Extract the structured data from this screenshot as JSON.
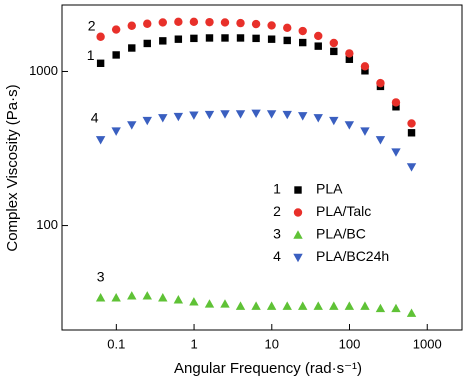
{
  "chart_data": {
    "type": "scatter",
    "x_label": "Angular Frequency (rad·s⁻¹)",
    "y_label": "Complex Viscosity (Pa·s)",
    "x_log": true,
    "y_log": true,
    "xlim": [
      0.02,
      2800
    ],
    "ylim": [
      21,
      2700
    ],
    "xticks": [
      0.1,
      1,
      10,
      100,
      1000
    ],
    "yticks": [
      100,
      1000
    ],
    "x": [
      0.0628,
      0.0995,
      0.158,
      0.25,
      0.396,
      0.628,
      0.995,
      1.58,
      2.5,
      3.96,
      6.28,
      9.95,
      15.8,
      25,
      39.6,
      62.8,
      99.5,
      158,
      250,
      396,
      628
    ],
    "series": [
      {
        "label": "1",
        "name": "PLA",
        "color": "#000000",
        "marker": "square",
        "values": [
          1130,
          1280,
          1420,
          1520,
          1580,
          1620,
          1640,
          1650,
          1650,
          1650,
          1640,
          1620,
          1590,
          1540,
          1460,
          1350,
          1200,
          1010,
          800,
          590,
          400
        ]
      },
      {
        "label": "2",
        "name": "PLA/Talc",
        "color": "#e8302a",
        "marker": "circle",
        "values": [
          1680,
          1870,
          1980,
          2040,
          2080,
          2100,
          2100,
          2090,
          2080,
          2060,
          2030,
          1990,
          1920,
          1830,
          1700,
          1530,
          1310,
          1080,
          840,
          630,
          460
        ]
      },
      {
        "label": "3",
        "name": "PLA/BC",
        "color": "#5fc236",
        "marker": "triangle-up",
        "values": [
          34,
          34,
          35,
          35,
          34,
          33,
          32,
          31,
          31,
          30,
          30,
          30,
          30,
          30,
          30,
          30,
          30,
          30,
          29,
          29,
          27
        ]
      },
      {
        "label": "4",
        "name": "PLA/BC24h",
        "color": "#3a5fc0",
        "marker": "triangle-down",
        "values": [
          360,
          410,
          450,
          480,
          500,
          510,
          520,
          525,
          530,
          530,
          535,
          530,
          525,
          515,
          500,
          480,
          450,
          410,
          360,
          300,
          240
        ]
      }
    ]
  }
}
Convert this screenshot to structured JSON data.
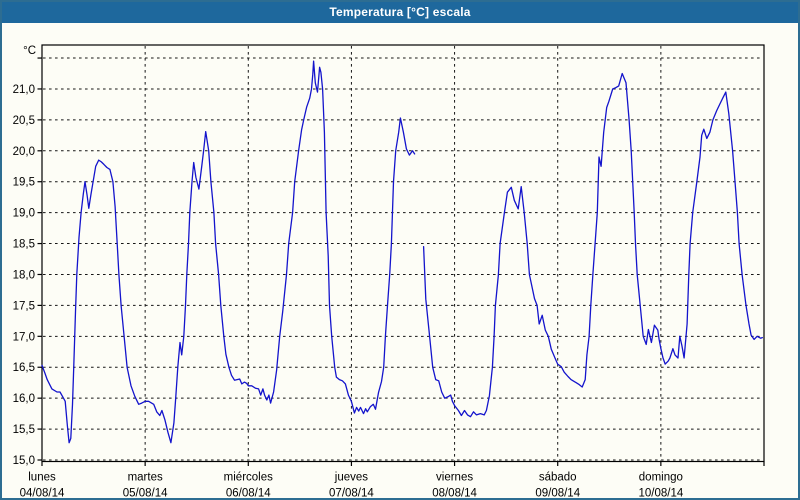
{
  "window": {
    "title": "Temperatura [°C] escala"
  },
  "colors": {
    "title_bar": "#1e689d",
    "title_text": "#ffffff",
    "window_border": "#2d6d92",
    "background": "#fdfdf6",
    "line": "#1414cc",
    "grid": "#161616",
    "plot_border": "#000000",
    "axis_text": "#000000"
  },
  "chart_data": {
    "type": "line",
    "title": "Temperatura [°C] escala",
    "y_unit_label": "°C",
    "ylabel": "",
    "xlabel": "",
    "ylim": [
      14.97,
      21.72
    ],
    "xlim_hours": [
      0,
      168
    ],
    "y_tick_step": 0.5,
    "grid": "dashed",
    "legend_position": "none",
    "y_ticks": [
      {
        "value": 21.5,
        "label": ""
      },
      {
        "value": 21.0,
        "label": "21,0"
      },
      {
        "value": 20.5,
        "label": "20,5"
      },
      {
        "value": 20.0,
        "label": "20,0"
      },
      {
        "value": 19.5,
        "label": "19,5"
      },
      {
        "value": 19.0,
        "label": "19,0"
      },
      {
        "value": 18.5,
        "label": "18,5"
      },
      {
        "value": 18.0,
        "label": "18,0"
      },
      {
        "value": 17.5,
        "label": "17,5"
      },
      {
        "value": 17.0,
        "label": "17,0"
      },
      {
        "value": 16.5,
        "label": "16,5"
      },
      {
        "value": 16.0,
        "label": "16,0"
      },
      {
        "value": 15.5,
        "label": "15,5"
      },
      {
        "value": 15.0,
        "label": "15,0"
      }
    ],
    "x_axis": {
      "unit": "hours",
      "day_span_hours": 24,
      "days": [
        {
          "name": "lunes",
          "date": "04/08/14"
        },
        {
          "name": "martes",
          "date": "05/08/14"
        },
        {
          "name": "miércoles",
          "date": "06/08/14"
        },
        {
          "name": "jueves",
          "date": "07/08/14"
        },
        {
          "name": "viernes",
          "date": "08/08/14"
        },
        {
          "name": "sábado",
          "date": "09/08/14"
        },
        {
          "name": "domingo",
          "date": "10/08/14"
        }
      ]
    },
    "series": [
      {
        "name": "Temperatura",
        "color": "#1414cc",
        "points": [
          [
            0,
            16.53
          ],
          [
            0.7,
            16.4
          ],
          [
            1.2,
            16.3
          ],
          [
            2.3,
            16.15
          ],
          [
            3.5,
            16.1
          ],
          [
            4.2,
            16.1
          ],
          [
            5,
            16.0
          ],
          [
            5.4,
            15.95
          ],
          [
            5.9,
            15.55
          ],
          [
            6.3,
            15.28
          ],
          [
            6.7,
            15.35
          ],
          [
            7.1,
            15.9
          ],
          [
            7.4,
            16.53
          ],
          [
            7.8,
            17.4
          ],
          [
            8.1,
            18.0
          ],
          [
            8.6,
            18.6
          ],
          [
            9.1,
            19.0
          ],
          [
            9.6,
            19.3
          ],
          [
            10,
            19.5
          ],
          [
            10.5,
            19.28
          ],
          [
            10.9,
            19.07
          ],
          [
            11.4,
            19.3
          ],
          [
            11.9,
            19.5
          ],
          [
            12.5,
            19.75
          ],
          [
            13.2,
            19.85
          ],
          [
            13.8,
            19.82
          ],
          [
            14.4,
            19.78
          ],
          [
            15.1,
            19.73
          ],
          [
            15.8,
            19.7
          ],
          [
            16.5,
            19.5
          ],
          [
            17,
            19.1
          ],
          [
            17.5,
            18.5
          ],
          [
            17.9,
            18.0
          ],
          [
            18.4,
            17.5
          ],
          [
            19.1,
            17.0
          ],
          [
            19.8,
            16.5
          ],
          [
            20.7,
            16.2
          ],
          [
            21.6,
            16.03
          ],
          [
            22.5,
            15.9
          ],
          [
            23.2,
            15.92
          ],
          [
            24,
            15.95
          ],
          [
            24.8,
            15.95
          ],
          [
            26,
            15.9
          ],
          [
            26.7,
            15.78
          ],
          [
            27.4,
            15.72
          ],
          [
            27.9,
            15.8
          ],
          [
            28.6,
            15.65
          ],
          [
            29.3,
            15.45
          ],
          [
            30,
            15.28
          ],
          [
            30.7,
            15.6
          ],
          [
            31.1,
            16.0
          ],
          [
            31.6,
            16.5
          ],
          [
            32.1,
            16.9
          ],
          [
            32.5,
            16.7
          ],
          [
            33,
            17.0
          ],
          [
            33.4,
            17.5
          ],
          [
            33.7,
            18.0
          ],
          [
            34.1,
            18.5
          ],
          [
            34.4,
            19.0
          ],
          [
            34.9,
            19.5
          ],
          [
            35.3,
            19.81
          ],
          [
            35.8,
            19.57
          ],
          [
            36.5,
            19.38
          ],
          [
            37.2,
            19.77
          ],
          [
            37.6,
            20.0
          ],
          [
            38.1,
            20.31
          ],
          [
            38.8,
            20.0
          ],
          [
            39.3,
            19.5
          ],
          [
            40,
            19.0
          ],
          [
            40.4,
            18.5
          ],
          [
            41.1,
            18.0
          ],
          [
            41.6,
            17.5
          ],
          [
            42.3,
            17.0
          ],
          [
            42.8,
            16.71
          ],
          [
            43.5,
            16.5
          ],
          [
            44.1,
            16.37
          ],
          [
            44.8,
            16.29
          ],
          [
            46,
            16.31
          ],
          [
            46.5,
            16.23
          ],
          [
            47.1,
            16.26
          ],
          [
            47.6,
            16.24
          ],
          [
            48,
            16.2
          ],
          [
            48.8,
            16.2
          ],
          [
            49.7,
            16.16
          ],
          [
            50.4,
            16.15
          ],
          [
            50.9,
            16.05
          ],
          [
            51.4,
            16.15
          ],
          [
            51.8,
            16.05
          ],
          [
            52.3,
            15.97
          ],
          [
            52.8,
            16.05
          ],
          [
            53.2,
            15.92
          ],
          [
            53.9,
            16.1
          ],
          [
            54.6,
            16.45
          ],
          [
            55.3,
            17.0
          ],
          [
            56,
            17.4
          ],
          [
            56.9,
            18.0
          ],
          [
            57.4,
            18.5
          ],
          [
            58.3,
            19.0
          ],
          [
            58.8,
            19.5
          ],
          [
            59.7,
            20.0
          ],
          [
            60.4,
            20.34
          ],
          [
            60.9,
            20.5
          ],
          [
            61.6,
            20.71
          ],
          [
            62.3,
            20.85
          ],
          [
            62.7,
            21.0
          ],
          [
            63,
            21.24
          ],
          [
            63.2,
            21.45
          ],
          [
            63.6,
            21.1
          ],
          [
            64.1,
            20.95
          ],
          [
            64.6,
            21.35
          ],
          [
            64.9,
            21.27
          ],
          [
            65.3,
            21.0
          ],
          [
            65.7,
            20.3
          ],
          [
            66.1,
            19.0
          ],
          [
            66.6,
            18.3
          ],
          [
            66.9,
            17.5
          ],
          [
            67.4,
            17.0
          ],
          [
            68.1,
            16.5
          ],
          [
            68.5,
            16.34
          ],
          [
            69.2,
            16.3
          ],
          [
            69.9,
            16.28
          ],
          [
            70.6,
            16.23
          ],
          [
            71.3,
            16.05
          ],
          [
            72,
            15.95
          ],
          [
            72.7,
            15.76
          ],
          [
            73.2,
            15.85
          ],
          [
            73.7,
            15.79
          ],
          [
            74.1,
            15.85
          ],
          [
            74.8,
            15.75
          ],
          [
            75.3,
            15.83
          ],
          [
            75.7,
            15.78
          ],
          [
            76.4,
            15.86
          ],
          [
            77.1,
            15.9
          ],
          [
            77.6,
            15.82
          ],
          [
            78.3,
            16.09
          ],
          [
            79,
            16.27
          ],
          [
            79.5,
            16.5
          ],
          [
            79.9,
            17.0
          ],
          [
            80.4,
            17.5
          ],
          [
            80.9,
            18.0
          ],
          [
            81.3,
            18.5
          ],
          [
            81.8,
            19.5
          ],
          [
            82.3,
            20.0
          ],
          [
            83,
            20.3
          ],
          [
            83.4,
            20.53
          ],
          [
            84.1,
            20.3
          ],
          [
            84.8,
            20.03
          ],
          [
            85.5,
            19.93
          ],
          [
            86.2,
            20.0
          ],
          [
            86.7,
            19.95
          ],
          null,
          [
            88.8,
            18.45
          ],
          [
            89.3,
            17.6
          ],
          [
            90.2,
            17.0
          ],
          [
            90.9,
            16.5
          ],
          [
            91.6,
            16.3
          ],
          [
            92.3,
            16.28
          ],
          [
            93,
            16.1
          ],
          [
            93.7,
            16.0
          ],
          [
            94.4,
            16.02
          ],
          [
            95.1,
            16.05
          ],
          [
            95.5,
            15.95
          ],
          [
            96,
            15.88
          ],
          [
            96.9,
            15.8
          ],
          [
            97.6,
            15.72
          ],
          [
            98.3,
            15.8
          ],
          [
            99,
            15.73
          ],
          [
            99.7,
            15.7
          ],
          [
            100.4,
            15.78
          ],
          [
            101.1,
            15.73
          ],
          [
            102,
            15.75
          ],
          [
            102.9,
            15.73
          ],
          [
            103.4,
            15.8
          ],
          [
            104.1,
            16.04
          ],
          [
            104.8,
            16.5
          ],
          [
            105.2,
            17.0
          ],
          [
            105.5,
            17.5
          ],
          [
            106.2,
            18.0
          ],
          [
            106.6,
            18.5
          ],
          [
            107.6,
            19.0
          ],
          [
            108.3,
            19.33
          ],
          [
            109.2,
            19.41
          ],
          [
            109.9,
            19.2
          ],
          [
            110.8,
            19.06
          ],
          [
            111.5,
            19.42
          ],
          [
            112.2,
            19.0
          ],
          [
            112.9,
            18.5
          ],
          [
            113.4,
            18.0
          ],
          [
            114.6,
            17.61
          ],
          [
            115.2,
            17.5
          ],
          [
            115.7,
            17.2
          ],
          [
            116.4,
            17.34
          ],
          [
            117.1,
            17.1
          ],
          [
            117.8,
            17.0
          ],
          [
            118.5,
            16.79
          ],
          [
            119.6,
            16.61
          ],
          [
            120,
            16.55
          ],
          [
            120.8,
            16.51
          ],
          [
            121.5,
            16.42
          ],
          [
            122.4,
            16.35
          ],
          [
            123.1,
            16.3
          ],
          [
            124.3,
            16.25
          ],
          [
            125,
            16.22
          ],
          [
            125.7,
            16.18
          ],
          [
            126.4,
            16.3
          ],
          [
            126.8,
            16.7
          ],
          [
            127.3,
            17.0
          ],
          [
            127.7,
            17.5
          ],
          [
            128.2,
            18.03
          ],
          [
            128.7,
            18.5
          ],
          [
            129.2,
            19.0
          ],
          [
            129.6,
            19.9
          ],
          [
            130.1,
            19.75
          ],
          [
            130.7,
            20.3
          ],
          [
            131.4,
            20.7
          ],
          [
            131.9,
            20.8
          ],
          [
            132.8,
            21.0
          ],
          [
            133.5,
            21.02
          ],
          [
            134.2,
            21.05
          ],
          [
            135,
            21.25
          ],
          [
            135.9,
            21.1
          ],
          [
            136.6,
            20.5
          ],
          [
            137.1,
            20.0
          ],
          [
            137.8,
            19.0
          ],
          [
            138.1,
            18.5
          ],
          [
            138.5,
            18.0
          ],
          [
            139.2,
            17.5
          ],
          [
            139.9,
            17.0
          ],
          [
            140.6,
            16.87
          ],
          [
            141.1,
            17.11
          ],
          [
            141.8,
            16.9
          ],
          [
            142.5,
            17.18
          ],
          [
            143.3,
            17.1
          ],
          [
            143.6,
            16.95
          ],
          [
            144,
            16.8
          ],
          [
            144.5,
            16.65
          ],
          [
            145,
            16.55
          ],
          [
            145.7,
            16.6
          ],
          [
            146.1,
            16.65
          ],
          [
            146.8,
            16.8
          ],
          [
            147.3,
            16.7
          ],
          [
            148,
            16.65
          ],
          [
            148.4,
            17.0
          ],
          [
            148.9,
            16.85
          ],
          [
            149.4,
            16.65
          ],
          [
            150.1,
            17.2
          ],
          [
            150.5,
            18.0
          ],
          [
            150.8,
            18.5
          ],
          [
            151.4,
            19.0
          ],
          [
            152.4,
            19.52
          ],
          [
            153.1,
            19.9
          ],
          [
            153.5,
            20.25
          ],
          [
            154,
            20.35
          ],
          [
            154.7,
            20.2
          ],
          [
            155.4,
            20.3
          ],
          [
            156.1,
            20.5
          ],
          [
            157,
            20.65
          ],
          [
            157.7,
            20.75
          ],
          [
            158.4,
            20.85
          ],
          [
            159.1,
            20.95
          ],
          [
            159.8,
            20.6
          ],
          [
            160.7,
            20.0
          ],
          [
            161.1,
            19.65
          ],
          [
            161.8,
            19.0
          ],
          [
            162.2,
            18.5
          ],
          [
            162.9,
            18.0
          ],
          [
            163.8,
            17.5
          ],
          [
            164.5,
            17.2
          ],
          [
            165,
            17.02
          ],
          [
            165.7,
            16.95
          ],
          [
            166.4,
            17.0
          ],
          [
            167.2,
            16.97
          ],
          [
            167.6,
            16.98
          ]
        ]
      }
    ]
  }
}
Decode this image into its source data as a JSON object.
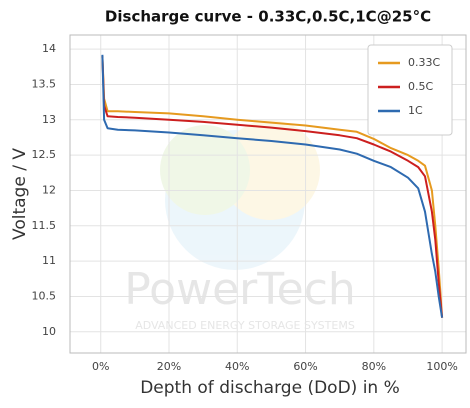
{
  "chart_data": {
    "type": "line",
    "title": "Discharge curve  -  0.33C,0.5C,1C@25°C",
    "xlabel": "Depth of discharge (DoD) in %",
    "ylabel": "Voltage / V",
    "annotations": [
      "PowerTech",
      "ADVANCED ENERGY STORAGE SYSTEMS"
    ],
    "x": [
      0.5,
      1,
      2,
      5,
      10,
      20,
      30,
      40,
      50,
      60,
      70,
      75,
      80,
      85,
      90,
      93,
      95,
      97,
      98,
      99,
      100
    ],
    "series": [
      {
        "name": "0.33C",
        "color": "#e69a1f",
        "values": [
          13.9,
          13.3,
          13.12,
          13.12,
          13.11,
          13.09,
          13.05,
          13.0,
          12.96,
          12.92,
          12.86,
          12.83,
          12.73,
          12.6,
          12.5,
          12.42,
          12.35,
          12.0,
          11.5,
          10.9,
          10.2
        ]
      },
      {
        "name": "0.5C",
        "color": "#cc1f1f",
        "values": [
          13.9,
          13.2,
          13.05,
          13.04,
          13.03,
          13.0,
          12.97,
          12.93,
          12.89,
          12.84,
          12.78,
          12.74,
          12.65,
          12.55,
          12.42,
          12.33,
          12.2,
          11.7,
          11.3,
          10.7,
          10.2
        ]
      },
      {
        "name": "1C",
        "color": "#2e6ab0",
        "values": [
          13.92,
          13.0,
          12.88,
          12.86,
          12.85,
          12.82,
          12.78,
          12.74,
          12.7,
          12.65,
          12.58,
          12.52,
          12.42,
          12.33,
          12.18,
          12.03,
          11.7,
          11.1,
          10.85,
          10.5,
          10.2
        ]
      }
    ],
    "xlim": [
      -9,
      107
    ],
    "xticks": [
      {
        "value": 0,
        "label": "0%"
      },
      {
        "value": 20,
        "label": "20%"
      },
      {
        "value": 40,
        "label": "40%"
      },
      {
        "value": 60,
        "label": "60%"
      },
      {
        "value": 80,
        "label": "80%"
      },
      {
        "value": 100,
        "label": "100%"
      }
    ],
    "ylim": [
      9.7,
      14.2
    ],
    "yticks": [
      10,
      10.5,
      11,
      11.5,
      12,
      12.5,
      13,
      13.5,
      14
    ],
    "grid": true,
    "legend": "upper right"
  }
}
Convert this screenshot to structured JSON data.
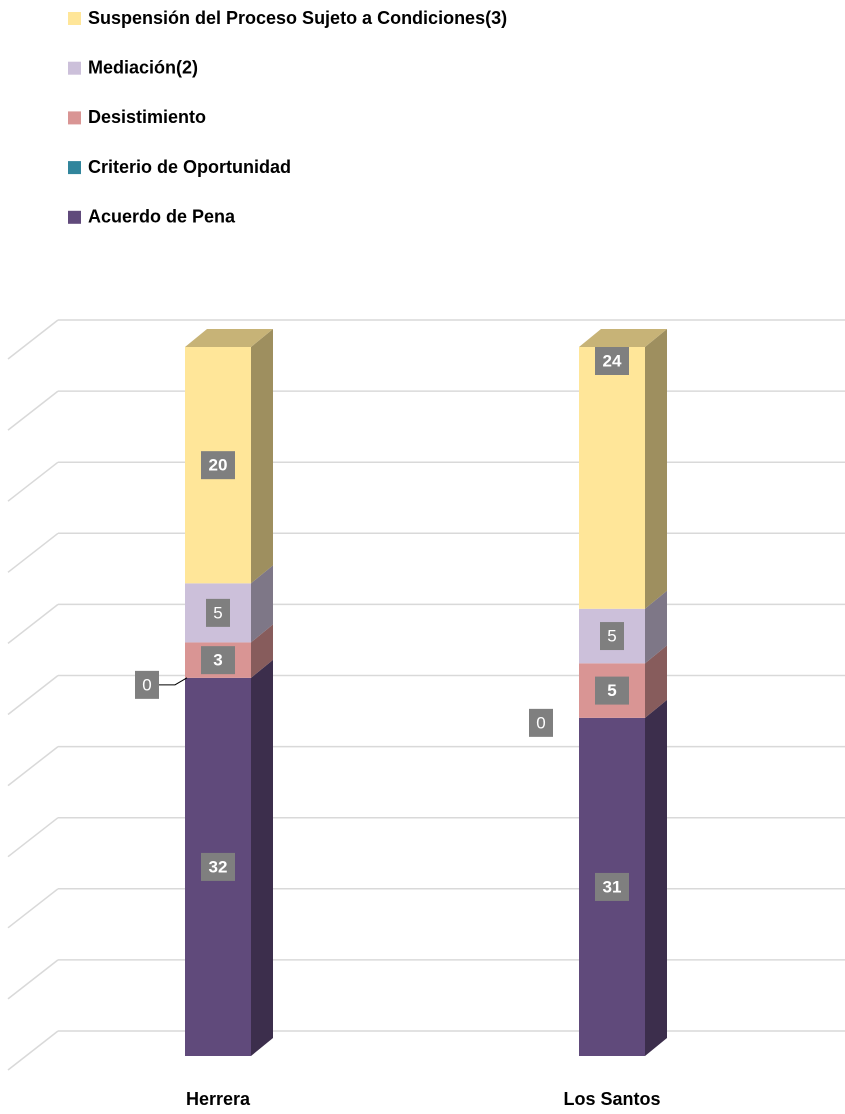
{
  "chart_data": {
    "type": "bar",
    "stacking": "percent",
    "categories": [
      "Herrera",
      "Los Santos"
    ],
    "series": [
      {
        "name": "Acuerdo de Pena",
        "color": "#604a7b",
        "values": [
          32,
          31
        ]
      },
      {
        "name": "Criterio de Oportunidad",
        "color": "#31859c",
        "values": [
          0,
          0
        ]
      },
      {
        "name": "Desistimiento",
        "color": "#d99594",
        "values": [
          3,
          5
        ]
      },
      {
        "name": "Mediación(2)",
        "color": "#ccc0da",
        "values": [
          5,
          5
        ]
      },
      {
        "name": "Suspensión del Proceso Sujeto a Condiciones(3)",
        "color": "#ffe699",
        "values": [
          20,
          24
        ]
      }
    ],
    "ylim": [
      0,
      100
    ],
    "yticks": [
      0,
      10,
      20,
      30,
      40,
      50,
      60,
      70,
      80,
      90,
      100
    ],
    "grid": true,
    "legend": "top-left"
  }
}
━━━━━━━━━━
:: Task to complete ::
Copy all lines from the material that hold "date".

:: Complete output ::
          "date": "04/08/14"
          "date": "05/08/14"
          "date": "06/08/14"
          "date": "07/08/14"
          "date": "08/08/14"
          "date": "09/08/14"
          "date": "10/08/14"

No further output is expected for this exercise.